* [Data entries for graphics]
________________________________________

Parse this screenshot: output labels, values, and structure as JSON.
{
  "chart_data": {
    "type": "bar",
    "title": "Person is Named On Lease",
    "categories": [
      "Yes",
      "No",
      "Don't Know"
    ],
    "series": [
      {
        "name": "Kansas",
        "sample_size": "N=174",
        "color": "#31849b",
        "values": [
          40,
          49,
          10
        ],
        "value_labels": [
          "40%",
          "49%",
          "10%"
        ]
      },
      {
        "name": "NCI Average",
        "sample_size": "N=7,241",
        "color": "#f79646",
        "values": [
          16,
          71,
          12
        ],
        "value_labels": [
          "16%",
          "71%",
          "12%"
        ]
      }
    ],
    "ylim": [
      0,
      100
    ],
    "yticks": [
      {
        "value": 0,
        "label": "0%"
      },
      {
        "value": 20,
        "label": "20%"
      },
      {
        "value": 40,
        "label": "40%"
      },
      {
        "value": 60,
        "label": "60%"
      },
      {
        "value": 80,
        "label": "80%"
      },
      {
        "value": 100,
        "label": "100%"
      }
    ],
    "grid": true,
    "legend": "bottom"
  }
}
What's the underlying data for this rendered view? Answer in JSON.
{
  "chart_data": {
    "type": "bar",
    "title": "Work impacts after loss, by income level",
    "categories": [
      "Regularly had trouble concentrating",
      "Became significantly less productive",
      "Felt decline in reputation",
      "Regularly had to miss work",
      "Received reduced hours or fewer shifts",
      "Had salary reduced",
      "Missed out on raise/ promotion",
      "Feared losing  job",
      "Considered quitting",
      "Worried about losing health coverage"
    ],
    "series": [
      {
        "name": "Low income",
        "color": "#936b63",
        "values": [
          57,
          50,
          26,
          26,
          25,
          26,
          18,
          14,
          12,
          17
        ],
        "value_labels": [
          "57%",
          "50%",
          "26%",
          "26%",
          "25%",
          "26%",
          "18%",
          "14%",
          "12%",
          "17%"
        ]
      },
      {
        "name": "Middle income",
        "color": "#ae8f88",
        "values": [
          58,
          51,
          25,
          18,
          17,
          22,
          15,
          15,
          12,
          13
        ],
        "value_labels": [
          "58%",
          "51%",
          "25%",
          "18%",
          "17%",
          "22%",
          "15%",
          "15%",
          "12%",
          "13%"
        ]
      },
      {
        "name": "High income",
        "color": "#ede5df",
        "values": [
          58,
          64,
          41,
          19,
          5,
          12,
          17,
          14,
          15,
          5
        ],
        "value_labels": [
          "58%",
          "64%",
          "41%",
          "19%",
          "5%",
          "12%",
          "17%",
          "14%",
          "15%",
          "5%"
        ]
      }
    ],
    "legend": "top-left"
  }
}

________________________________________

* [WORK REQUIRED]
Write out the data exactly as it stands.

* [SOLVED PROBLEM]
Parse this screenshot: output labels, values, and structure as JSON.
{
  "chart_data": {
    "type": "bar",
    "title": "Person is Named On Lease",
    "categories": [
      "Yes",
      "No",
      "Don't Know"
    ],
    "series": [
      {
        "name": "Kansas",
        "sample_size": "N=174",
        "color": "#31849b",
        "values": [
          40,
          49,
          10
        ],
        "value_labels": [
          "40%",
          "49%",
          "10%"
        ]
      },
      {
        "name": "NCI Average",
        "sample_size": "N=7,241",
        "color": "#f79646",
        "values": [
          16,
          71,
          12
        ],
        "value_labels": [
          "16%",
          "71%",
          "12%"
        ]
      }
    ],
    "ylim": [
      0,
      100
    ],
    "yticks": [
      {
        "value": 0,
        "label": "0%"
      },
      {
        "value": 20,
        "label": "20%"
      },
      {
        "value": 40,
        "label": "40%"
      },
      {
        "value": 60,
        "label": "60%"
      },
      {
        "value": 80,
        "label": "80%"
      },
      {
        "value": 100,
        "label": "100%"
      }
    ],
    "grid": true,
    "legend": "bottom"
  }
}
What's the underlying data for this rendered view? Answer in JSON.
{
  "chart_data": {
    "type": "bar",
    "title": "Work impacts after loss, by income level",
    "categories": [
      "Regularly had trouble concentrating",
      "Became significantly less productive",
      "Felt decline in reputation",
      "Regularly had to miss work",
      "Received reduced hours or fewer shifts",
      "Had salary reduced",
      "Missed out on raise/ promotion",
      "Feared losing  job",
      "Considered quitting",
      "Worried about losing health coverage"
    ],
    "series": [
      {
        "name": "Low income",
        "color": "#936b63",
        "values": [
          57,
          50,
          26,
          26,
          25,
          26,
          18,
          14,
          12,
          17
        ],
        "value_labels": [
          "57%",
          "50%",
          "26%",
          "26%",
          "25%",
          "26%",
          "18%",
          "14%",
          "12%",
          "17%"
        ]
      },
      {
        "name": "Middle income",
        "color": "#ae8f88",
        "values": [
          58,
          51,
          25,
          18,
          17,
          22,
          15,
          15,
          12,
          13
        ],
        "value_labels": [
          "58%",
          "51%",
          "25%",
          "18%",
          "17%",
          "22%",
          "15%",
          "15%",
          "12%",
          "13%"
        ]
      },
      {
        "name": "High income",
        "color": "#ede5df",
        "values": [
          58,
          64,
          41,
          19,
          5,
          12,
          17,
          14,
          15,
          5
        ],
        "value_labels": [
          "58%",
          "64%",
          "41%",
          "19%",
          "5%",
          "12%",
          "17%",
          "14%",
          "15%",
          "5%"
        ]
      }
    ],
    "legend": "top-left"
  }
}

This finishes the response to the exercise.